Такое бездумное подчинение моральной норме, утвердившись над миром и человеком, довлея  над ними со всей непреложностью нравственного законодателя, неизбежно порождает моралистическую препарацию людей, жизненных обстоятельств и исторических событий. Оно не только крайне утрирует действительность, упрощая до вечно “добрых” или вечно “злых” состояний, но и в конечном счете омертвляет ее как духовно, так и витально. Поэтому есть все основания полагать, что в действительности морализм есть некая разновидность ложной сотериологии, уповающей на спасение мира посредством морали и оперирующей при этом извечной склонностью человека к незамысловатости, простоте и сугубой прямолинейности представлений и поступков [см. об этом: 5, с. 110]. Морализм обезоруживает человека перед лицом смертельной опасности, освобождает его от необходимости в моменты острейших социально-исторических кризисов принимать суровые, жесткие, но жизненно оправданные и необходимые решения. Именно поэтому морализм как всякая апология прямолинейного и духовно сомнительного “добра” особенно опасен в сложные, историософски напряженные моменты национальной судьбы, невольно или преднамеренно подчиняя ее воле случая или, что еще хуже, капризам разного рода волюнтаристов, популистов, авантюристов и проходимцев.
^^^^^^^^^^^^^^^^
ИНСТРУКЦИЯ К ЗАДАНИЮ: Разновидностью чего, согласно тексту о морализме, является морализм в действительности?

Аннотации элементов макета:
^^^^^^^^^^^^^^^^
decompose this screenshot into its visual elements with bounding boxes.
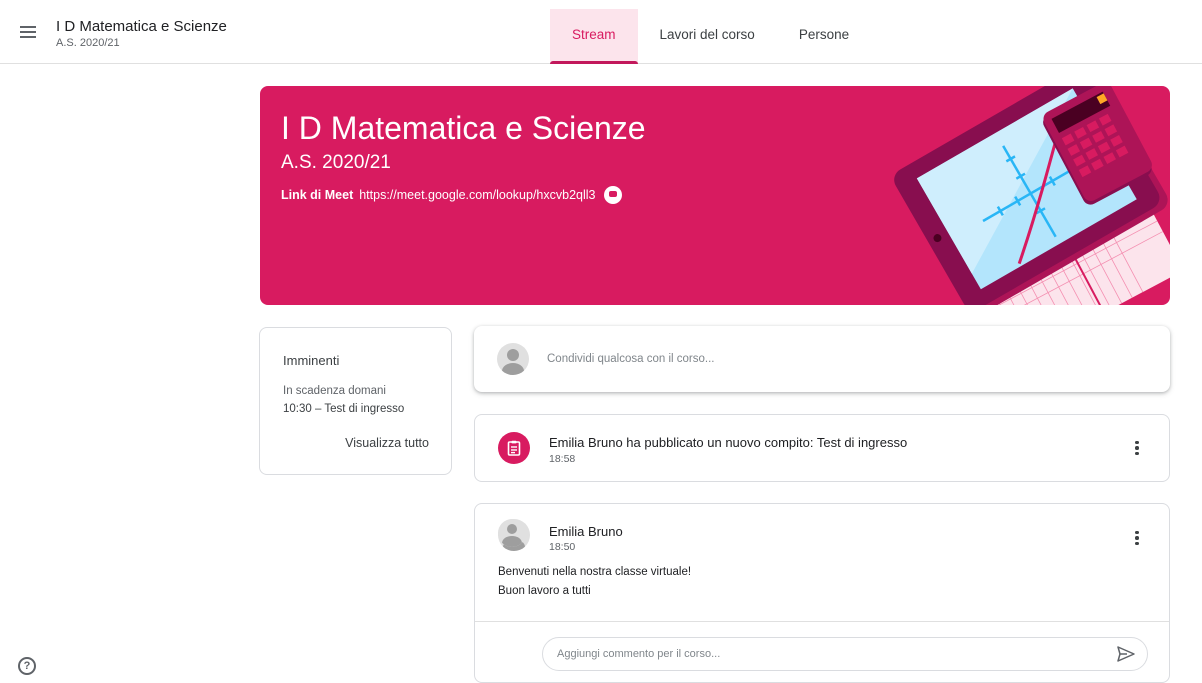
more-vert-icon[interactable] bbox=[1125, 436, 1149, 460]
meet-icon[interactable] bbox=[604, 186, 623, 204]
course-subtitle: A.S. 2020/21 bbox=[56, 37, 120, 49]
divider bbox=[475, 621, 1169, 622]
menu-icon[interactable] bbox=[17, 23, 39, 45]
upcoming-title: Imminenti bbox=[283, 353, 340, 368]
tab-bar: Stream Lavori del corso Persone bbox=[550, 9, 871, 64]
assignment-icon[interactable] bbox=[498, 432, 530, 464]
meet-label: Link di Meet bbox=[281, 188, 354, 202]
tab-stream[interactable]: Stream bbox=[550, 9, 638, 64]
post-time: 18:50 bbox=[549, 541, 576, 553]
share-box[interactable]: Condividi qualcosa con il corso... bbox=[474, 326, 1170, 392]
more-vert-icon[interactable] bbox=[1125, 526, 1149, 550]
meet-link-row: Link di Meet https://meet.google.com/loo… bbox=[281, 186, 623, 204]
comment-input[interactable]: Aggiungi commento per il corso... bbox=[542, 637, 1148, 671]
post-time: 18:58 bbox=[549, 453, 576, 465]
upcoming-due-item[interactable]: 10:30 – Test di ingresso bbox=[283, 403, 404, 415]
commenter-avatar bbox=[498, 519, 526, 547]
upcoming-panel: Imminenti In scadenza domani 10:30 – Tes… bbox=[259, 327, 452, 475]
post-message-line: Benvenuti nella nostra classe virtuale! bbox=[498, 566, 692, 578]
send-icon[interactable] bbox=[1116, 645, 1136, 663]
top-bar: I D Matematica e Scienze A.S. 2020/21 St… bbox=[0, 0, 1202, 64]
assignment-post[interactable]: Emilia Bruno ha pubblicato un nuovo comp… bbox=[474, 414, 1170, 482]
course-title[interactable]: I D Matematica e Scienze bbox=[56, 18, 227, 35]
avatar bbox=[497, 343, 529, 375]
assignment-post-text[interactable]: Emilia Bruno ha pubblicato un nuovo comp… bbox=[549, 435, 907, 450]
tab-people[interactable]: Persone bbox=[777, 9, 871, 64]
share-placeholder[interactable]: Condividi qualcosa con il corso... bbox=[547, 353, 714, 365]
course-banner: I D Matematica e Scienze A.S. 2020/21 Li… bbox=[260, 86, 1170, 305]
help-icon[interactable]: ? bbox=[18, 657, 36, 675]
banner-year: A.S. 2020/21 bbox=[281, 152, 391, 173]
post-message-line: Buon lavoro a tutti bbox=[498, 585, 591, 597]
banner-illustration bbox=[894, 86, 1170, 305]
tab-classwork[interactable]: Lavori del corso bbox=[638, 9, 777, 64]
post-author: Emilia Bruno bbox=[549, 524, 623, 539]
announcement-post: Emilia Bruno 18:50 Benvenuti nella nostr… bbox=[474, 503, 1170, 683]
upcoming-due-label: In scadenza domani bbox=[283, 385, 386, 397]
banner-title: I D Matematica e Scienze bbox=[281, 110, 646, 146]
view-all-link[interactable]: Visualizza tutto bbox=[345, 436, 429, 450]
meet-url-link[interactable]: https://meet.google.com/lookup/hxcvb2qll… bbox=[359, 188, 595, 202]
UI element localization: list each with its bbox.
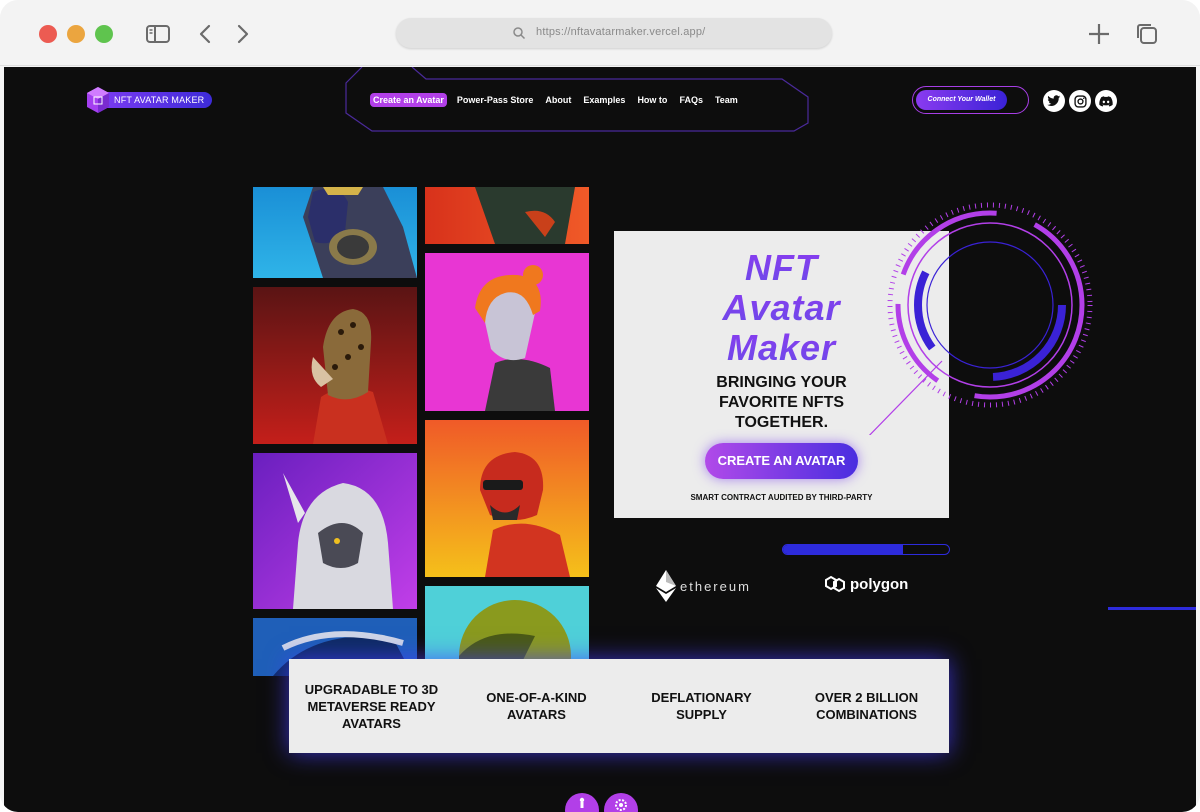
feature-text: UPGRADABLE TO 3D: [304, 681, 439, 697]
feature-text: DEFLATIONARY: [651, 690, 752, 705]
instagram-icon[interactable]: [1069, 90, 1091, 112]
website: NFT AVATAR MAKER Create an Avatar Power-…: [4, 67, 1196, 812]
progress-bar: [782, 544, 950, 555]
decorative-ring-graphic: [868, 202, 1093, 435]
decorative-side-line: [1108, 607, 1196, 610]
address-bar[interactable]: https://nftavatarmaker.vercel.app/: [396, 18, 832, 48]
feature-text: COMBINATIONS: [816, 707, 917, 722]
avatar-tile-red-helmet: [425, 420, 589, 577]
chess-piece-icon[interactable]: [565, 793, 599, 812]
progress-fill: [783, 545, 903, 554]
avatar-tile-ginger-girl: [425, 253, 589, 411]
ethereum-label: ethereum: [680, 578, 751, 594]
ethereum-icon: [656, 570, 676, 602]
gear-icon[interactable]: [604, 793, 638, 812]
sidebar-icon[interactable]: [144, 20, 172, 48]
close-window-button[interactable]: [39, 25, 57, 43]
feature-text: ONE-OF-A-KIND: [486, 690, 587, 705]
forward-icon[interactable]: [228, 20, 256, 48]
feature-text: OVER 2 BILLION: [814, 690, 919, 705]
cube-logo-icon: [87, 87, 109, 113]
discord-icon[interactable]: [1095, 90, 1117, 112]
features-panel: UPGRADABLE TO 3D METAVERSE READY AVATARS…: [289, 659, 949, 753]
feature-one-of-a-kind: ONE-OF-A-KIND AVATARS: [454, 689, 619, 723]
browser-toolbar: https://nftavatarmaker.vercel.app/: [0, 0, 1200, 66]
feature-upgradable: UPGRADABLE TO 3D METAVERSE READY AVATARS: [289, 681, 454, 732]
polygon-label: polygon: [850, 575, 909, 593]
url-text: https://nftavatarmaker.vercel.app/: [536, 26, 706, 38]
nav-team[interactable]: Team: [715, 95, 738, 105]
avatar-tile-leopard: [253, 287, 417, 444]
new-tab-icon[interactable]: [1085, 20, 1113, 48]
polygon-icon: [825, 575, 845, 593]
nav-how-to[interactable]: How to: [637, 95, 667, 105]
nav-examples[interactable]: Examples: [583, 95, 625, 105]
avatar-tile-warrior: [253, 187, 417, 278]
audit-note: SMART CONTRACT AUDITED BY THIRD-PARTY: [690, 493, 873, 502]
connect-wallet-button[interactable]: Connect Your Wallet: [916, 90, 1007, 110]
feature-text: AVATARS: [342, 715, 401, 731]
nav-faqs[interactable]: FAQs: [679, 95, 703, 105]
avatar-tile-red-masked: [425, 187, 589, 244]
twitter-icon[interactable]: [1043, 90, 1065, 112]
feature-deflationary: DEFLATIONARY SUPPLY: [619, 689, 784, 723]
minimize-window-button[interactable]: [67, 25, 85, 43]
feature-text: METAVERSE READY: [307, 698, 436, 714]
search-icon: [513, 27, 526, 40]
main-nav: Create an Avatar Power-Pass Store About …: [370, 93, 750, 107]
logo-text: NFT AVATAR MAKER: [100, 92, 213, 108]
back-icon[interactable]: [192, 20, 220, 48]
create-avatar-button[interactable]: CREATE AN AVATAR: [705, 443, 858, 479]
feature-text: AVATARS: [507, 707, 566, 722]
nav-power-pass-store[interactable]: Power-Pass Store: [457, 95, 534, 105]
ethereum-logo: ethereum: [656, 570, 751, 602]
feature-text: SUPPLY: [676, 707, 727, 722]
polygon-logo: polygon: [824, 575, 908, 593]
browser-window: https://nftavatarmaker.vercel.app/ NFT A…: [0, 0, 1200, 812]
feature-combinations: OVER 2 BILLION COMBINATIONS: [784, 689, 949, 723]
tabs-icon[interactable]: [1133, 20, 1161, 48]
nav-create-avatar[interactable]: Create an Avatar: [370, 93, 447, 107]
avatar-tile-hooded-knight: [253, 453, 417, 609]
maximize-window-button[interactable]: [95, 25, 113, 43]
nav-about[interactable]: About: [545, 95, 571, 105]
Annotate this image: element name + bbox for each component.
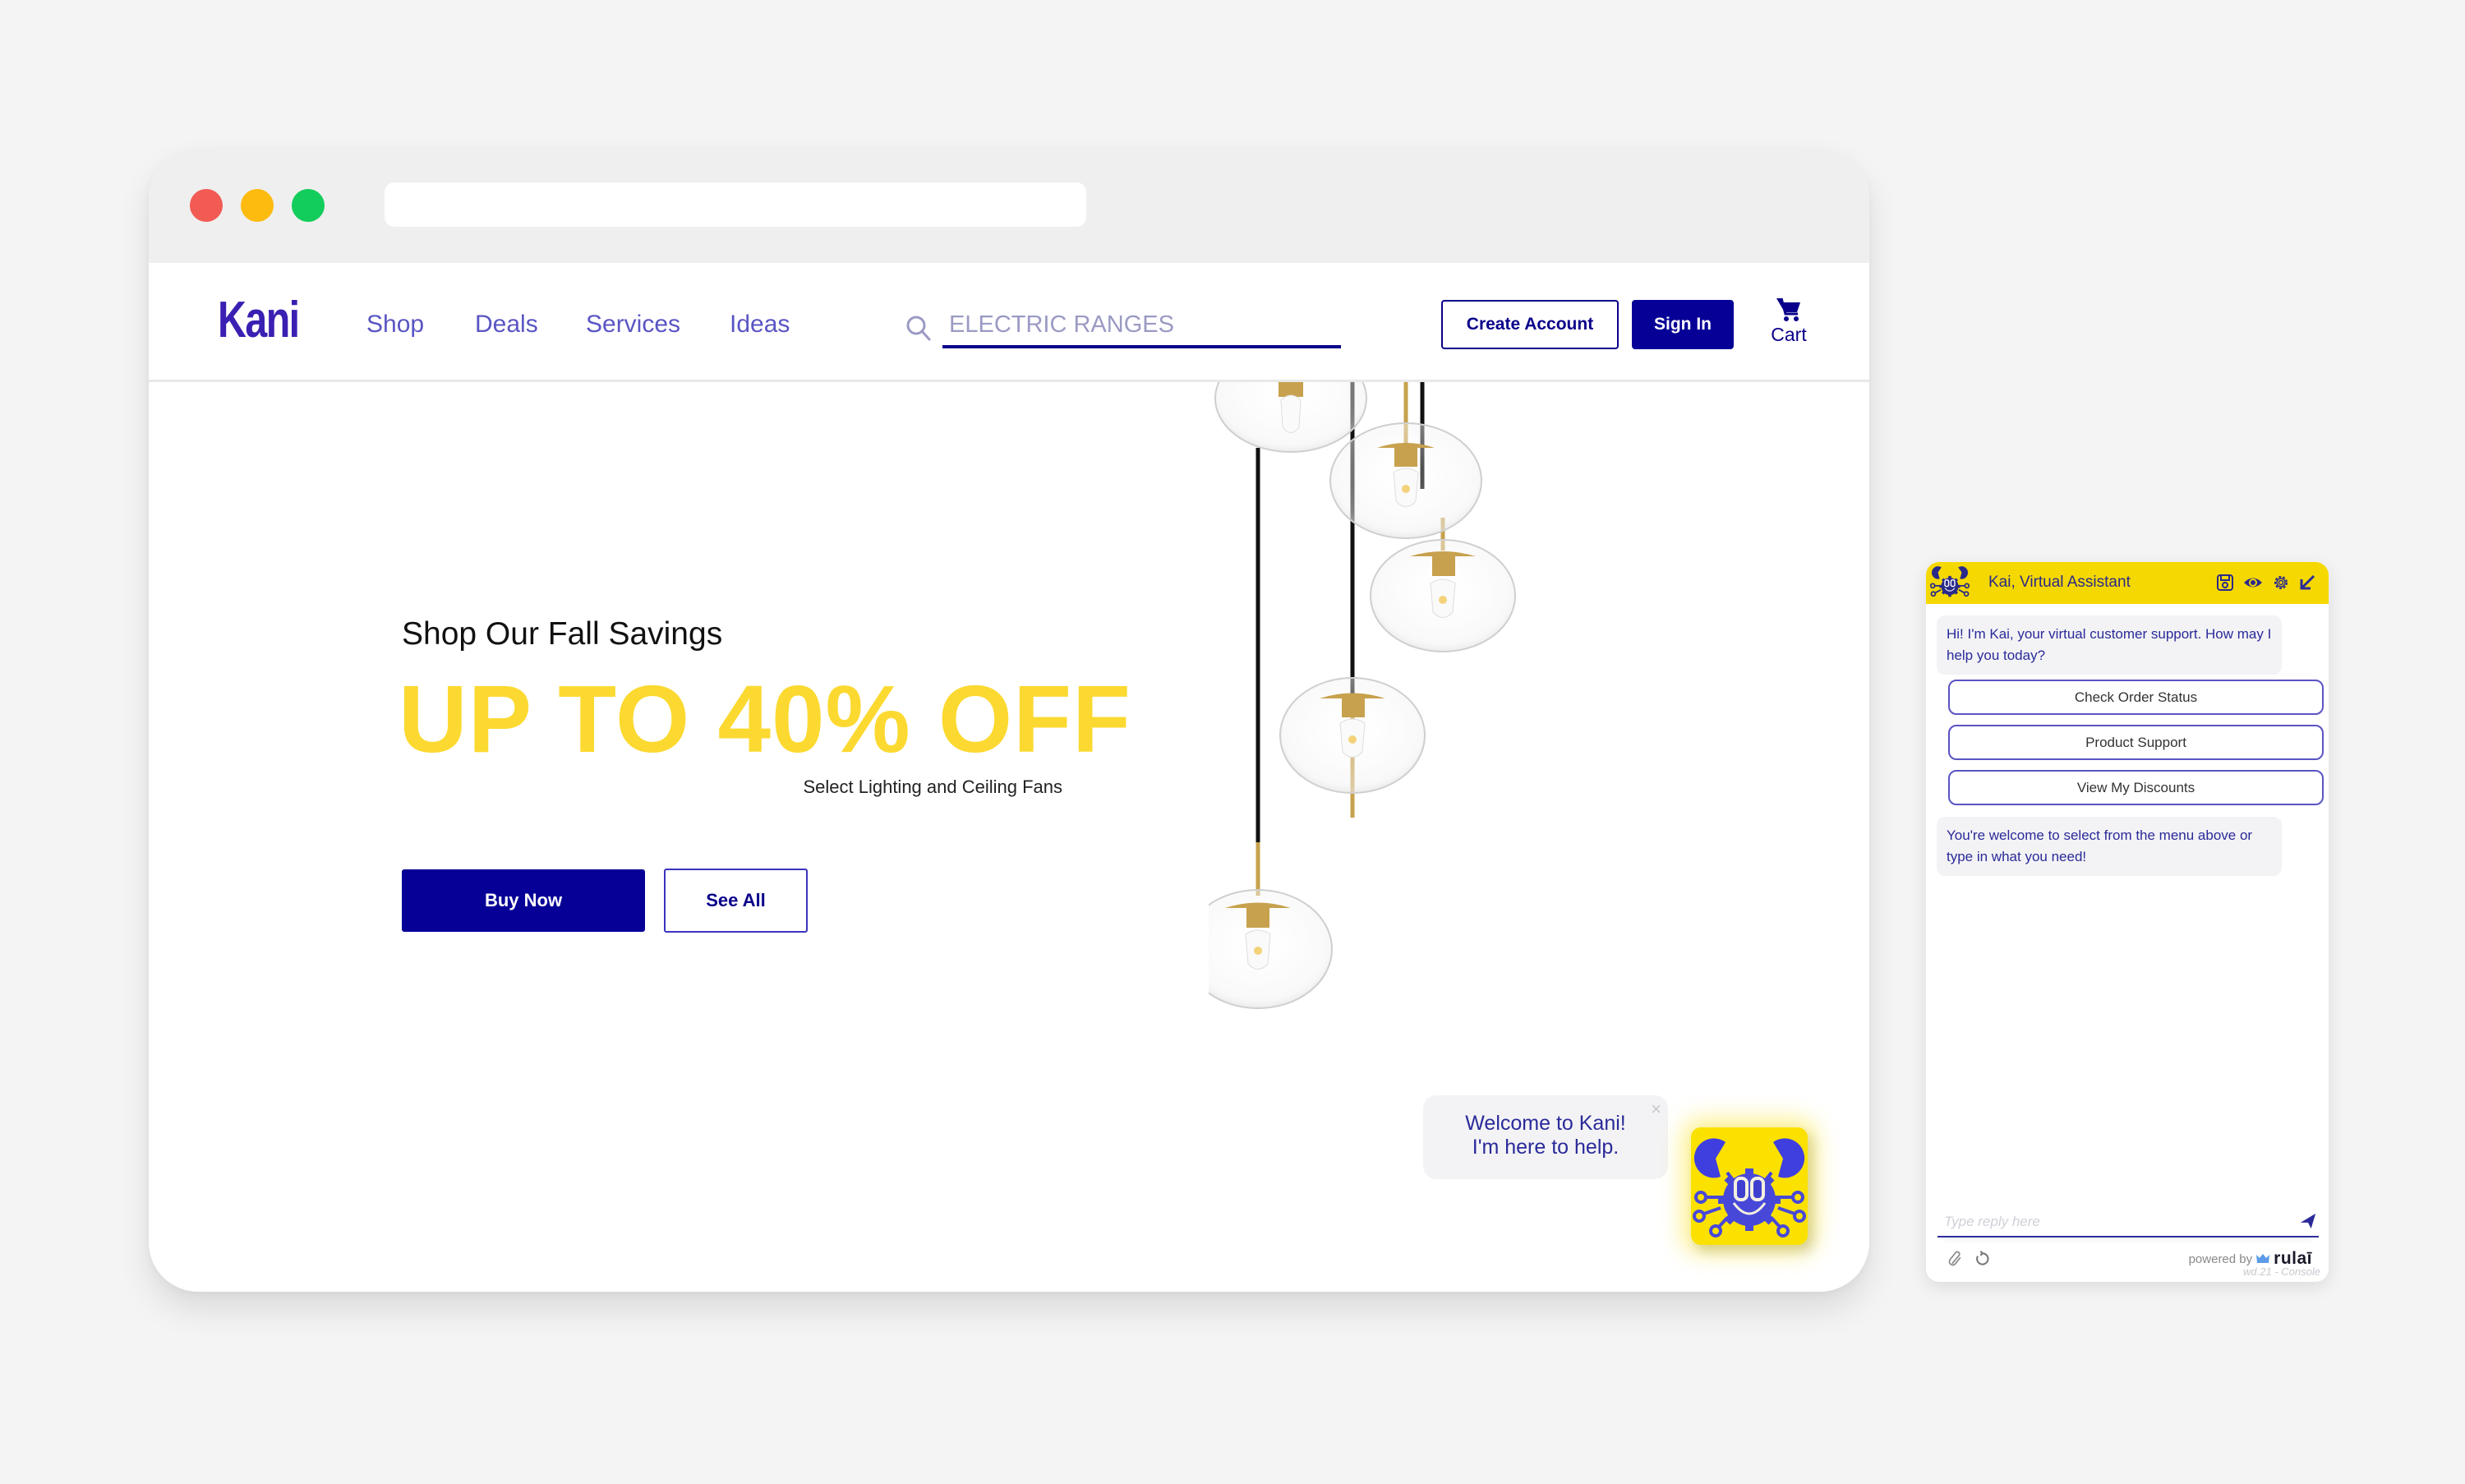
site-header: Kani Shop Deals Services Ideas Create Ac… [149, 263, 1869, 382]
^^^^^^^^^^^^^^^^
ГОТОВОЕ РЕШЕНИЕ: Морализм есть некая разновидность ложной сотериологии, уповающей на спасение мира посредством морали.